Aim >>
Below are some records: retype them all exactly, but not the pictures.

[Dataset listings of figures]
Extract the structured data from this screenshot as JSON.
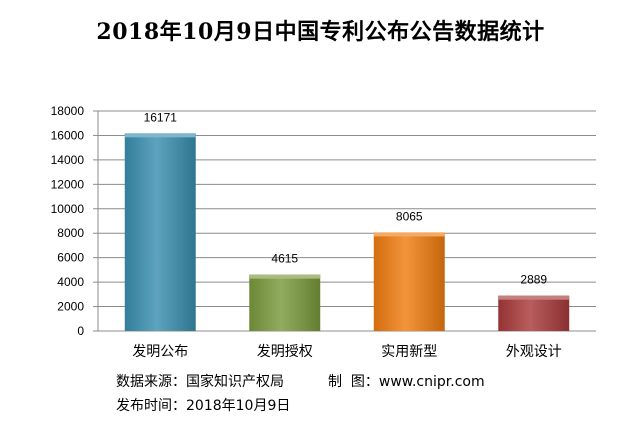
{
  "chart_data": {
    "type": "bar",
    "title": "2018年10月9日中国专利公布公告数据统计",
    "categories": [
      "发明公布",
      "发明授权",
      "实用新型",
      "外观设计"
    ],
    "values": [
      16171,
      4615,
      8065,
      2889
    ],
    "data_labels": [
      "16171",
      "4615",
      "8065",
      "2889"
    ],
    "ylim": [
      0,
      18000
    ],
    "yticks": [
      "0",
      "2000",
      "4000",
      "6000",
      "8000",
      "10000",
      "12000",
      "14000",
      "16000",
      "18000"
    ],
    "grid": true,
    "legend": "none",
    "colors": [
      "#3a8fb0",
      "#7a9a3c",
      "#f07c10",
      "#a83a3a"
    ]
  },
  "footer": {
    "source_label": "数据来源：",
    "source_value": "国家知识产权局",
    "maker_label": "制  图：",
    "maker_value": "www.cnipr.com",
    "date_label": "发布时间：",
    "date_value": "2018年10月9日"
  }
}
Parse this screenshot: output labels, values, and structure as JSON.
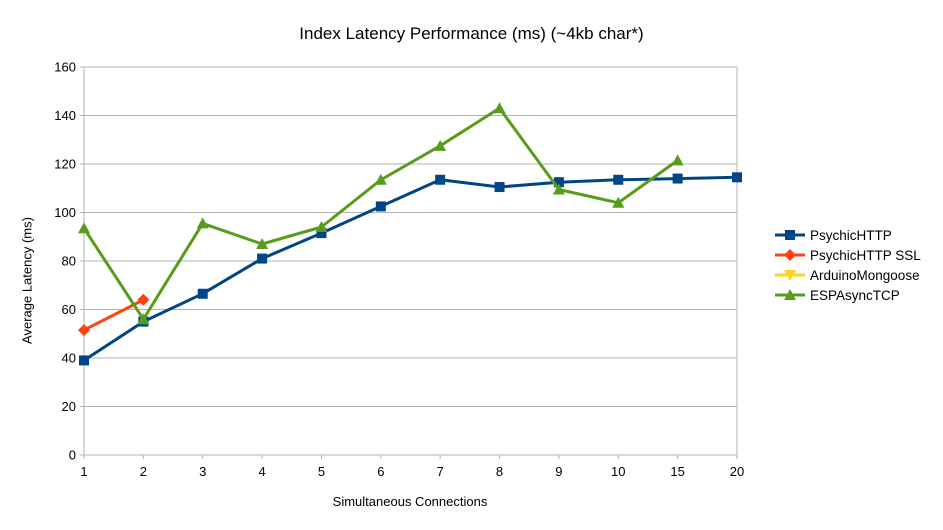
{
  "chart_data": {
    "type": "line",
    "title": "Index Latency Performance (ms) (~4kb char*)",
    "xlabel": "Simultaneous Connections",
    "ylabel": "Average Latency (ms)",
    "categories": [
      "1",
      "2",
      "3",
      "4",
      "5",
      "6",
      "7",
      "8",
      "9",
      "10",
      "15",
      "20"
    ],
    "ylim": [
      0,
      160
    ],
    "ytick_step": 20,
    "grid": true,
    "axis_color": "#b3b3b3",
    "legend_position": "right",
    "series": [
      {
        "name": "PsychicHTTP",
        "color": "#004586",
        "marker": "square",
        "values": [
          39,
          55,
          66.5,
          81,
          91.5,
          102.5,
          113.5,
          110.5,
          112.5,
          113.5,
          114,
          114.5
        ]
      },
      {
        "name": "PsychicHTTP SSL",
        "color": "#FF420E",
        "marker": "diamond",
        "values": [
          51.5,
          64,
          null,
          null,
          null,
          null,
          null,
          null,
          null,
          null,
          null,
          null
        ]
      },
      {
        "name": "ArduinoMongoose",
        "color": "#FFD320",
        "marker": "triangle-down",
        "values": [
          null,
          null,
          null,
          null,
          null,
          null,
          null,
          null,
          null,
          null,
          null,
          null
        ]
      },
      {
        "name": "ESPAsyncTCP",
        "color": "#579D1C",
        "marker": "triangle-up",
        "values": [
          93.5,
          56,
          95.5,
          87,
          94,
          113.5,
          127.5,
          143,
          109.5,
          104,
          121.5,
          null
        ]
      }
    ]
  }
}
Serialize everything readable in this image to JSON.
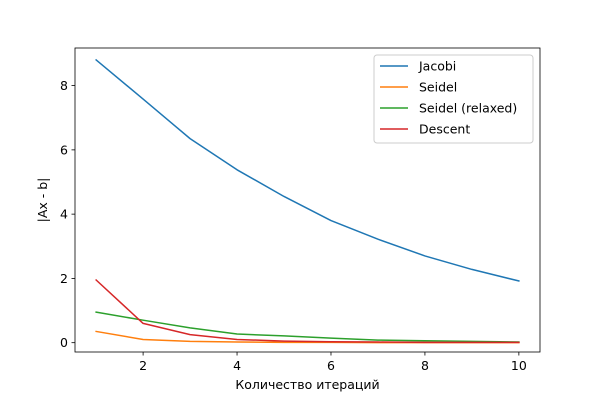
{
  "chart_data": {
    "type": "line",
    "title": "",
    "xlabel": "Количество итераций",
    "ylabel": "|Ax - b|",
    "xlim": [
      0.55,
      10.45
    ],
    "ylim": [
      -0.29,
      9.17
    ],
    "xticks": [
      2,
      4,
      6,
      8,
      10
    ],
    "yticks": [
      0,
      2,
      4,
      6,
      8
    ],
    "x": [
      1,
      2,
      3,
      4,
      5,
      6,
      7,
      8,
      9,
      10
    ],
    "grid": false,
    "legend_position": "top-right",
    "series": [
      {
        "name": "Jacobi",
        "color": "#1f77b4",
        "values": [
          8.8,
          7.58,
          6.35,
          5.38,
          4.55,
          3.8,
          3.22,
          2.7,
          2.28,
          1.92
        ]
      },
      {
        "name": "Seidel",
        "color": "#ff7f0e",
        "values": [
          0.35,
          0.1,
          0.04,
          0.02,
          0.01,
          0.01,
          0.0,
          0.0,
          0.0,
          0.0
        ]
      },
      {
        "name": "Seidel (relaxed)",
        "color": "#2ca02c",
        "values": [
          0.95,
          0.7,
          0.46,
          0.27,
          0.21,
          0.14,
          0.08,
          0.06,
          0.04,
          0.02
        ]
      },
      {
        "name": "Descent",
        "color": "#d62728",
        "values": [
          1.95,
          0.6,
          0.25,
          0.1,
          0.05,
          0.03,
          0.02,
          0.01,
          0.01,
          0.01
        ]
      }
    ]
  }
}
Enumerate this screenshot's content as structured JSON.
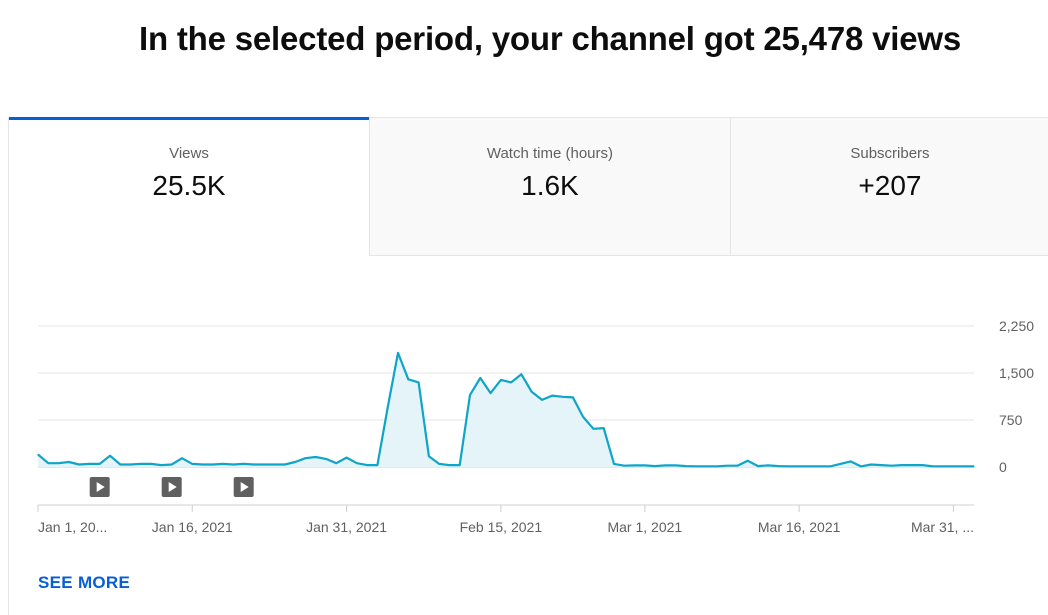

Reply to the exercise >>
Extract the structured data from this screenshot as JSON.
{
  "chart_data": {
    "type": "bar",
    "title": "2018年10月9日中国专利公布公告数据统计",
    "categories": [
      "发明公布",
      "发明授权",
      "实用新型",
      "外观设计"
    ],
    "values": [
      16171,
      4615,
      8065,
      2889
    ],
    "data_labels": [
      "16171",
      "4615",
      "8065",
      "2889"
    ],
    "ylim": [
      0,
      18000
    ],
    "yticks": [
      "0",
      "2000",
      "4000",
      "6000",
      "8000",
      "10000",
      "12000",
      "14000",
      "16000",
      "18000"
    ],
    "grid": true,
    "legend": "none",
    "colors": [
      "#3a8fb0",
      "#7a9a3c",
      "#f07c10",
      "#a83a3a"
    ]
  },
  "footer": {
    "source_label": "数据来源：",
    "source_value": "国家知识产权局",
    "maker_label": "制  图：",
    "maker_value": "www.cnipr.com",
    "date_label": "发布时间：",
    "date_value": "2018年10月9日"
  }
}
Parse this screenshot: output labels, values, and structure as JSON.
{
  "chart_data": {
    "type": "line",
    "title": "Index Latency Performance (ms) (~4kb char*)",
    "xlabel": "Simultaneous Connections",
    "ylabel": "Average Latency (ms)",
    "categories": [
      "1",
      "2",
      "3",
      "4",
      "5",
      "6",
      "7",
      "8",
      "9",
      "10",
      "15",
      "20"
    ],
    "ylim": [
      0,
      160
    ],
    "ytick_step": 20,
    "grid": true,
    "axis_color": "#b3b3b3",
    "legend_position": "right",
    "series": [
      {
        "name": "PsychicHTTP",
        "color": "#004586",
        "marker": "square",
        "values": [
          39,
          55,
          66.5,
          81,
          91.5,
          102.5,
          113.5,
          110.5,
          112.5,
          113.5,
          114,
          114.5
        ]
      },
      {
        "name": "PsychicHTTP SSL",
        "color": "#FF420E",
        "marker": "diamond",
        "values": [
          51.5,
          64,
          null,
          null,
          null,
          null,
          null,
          null,
          null,
          null,
          null,
          null
        ]
      },
      {
        "name": "ArduinoMongoose",
        "color": "#FFD320",
        "marker": "triangle-down",
        "values": [
          null,
          null,
          null,
          null,
          null,
          null,
          null,
          null,
          null,
          null,
          null,
          null
        ]
      },
      {
        "name": "ESPAsyncTCP",
        "color": "#579D1C",
        "marker": "triangle-up",
        "values": [
          93.5,
          56,
          95.5,
          87,
          94,
          113.5,
          127.5,
          143,
          109.5,
          104,
          121.5,
          null
        ]
      }
    ]
  }
}
Serialize everything readable in this image to JSON.
{
  "chart_data": {
    "type": "line",
    "title": "",
    "xlabel": "Количество итераций",
    "ylabel": "|Ax - b|",
    "xlim": [
      0.55,
      10.45
    ],
    "ylim": [
      -0.29,
      9.17
    ],
    "xticks": [
      2,
      4,
      6,
      8,
      10
    ],
    "yticks": [
      0,
      2,
      4,
      6,
      8
    ],
    "x": [
      1,
      2,
      3,
      4,
      5,
      6,
      7,
      8,
      9,
      10
    ],
    "grid": false,
    "legend_position": "top-right",
    "series": [
      {
        "name": "Jacobi",
        "color": "#1f77b4",
        "values": [
          8.8,
          7.58,
          6.35,
          5.38,
          4.55,
          3.8,
          3.22,
          2.7,
          2.28,
          1.92
        ]
      },
      {
        "name": "Seidel",
        "color": "#ff7f0e",
        "values": [
          0.35,
          0.1,
          0.04,
          0.02,
          0.01,
          0.01,
          0.0,
          0.0,
          0.0,
          0.0
        ]
      },
      {
        "name": "Seidel (relaxed)",
        "color": "#2ca02c",
        "values": [
          0.95,
          0.7,
          0.46,
          0.27,
          0.21,
          0.14,
          0.08,
          0.06,
          0.04,
          0.02
        ]
      },
      {
        "name": "Descent",
        "color": "#d62728",
        "values": [
          1.95,
          0.6,
          0.25,
          0.1,
          0.05,
          0.03,
          0.02,
          0.01,
          0.01,
          0.01
        ]
      }
    ]
  }
}
Enumerate this screenshot's content as structured JSON.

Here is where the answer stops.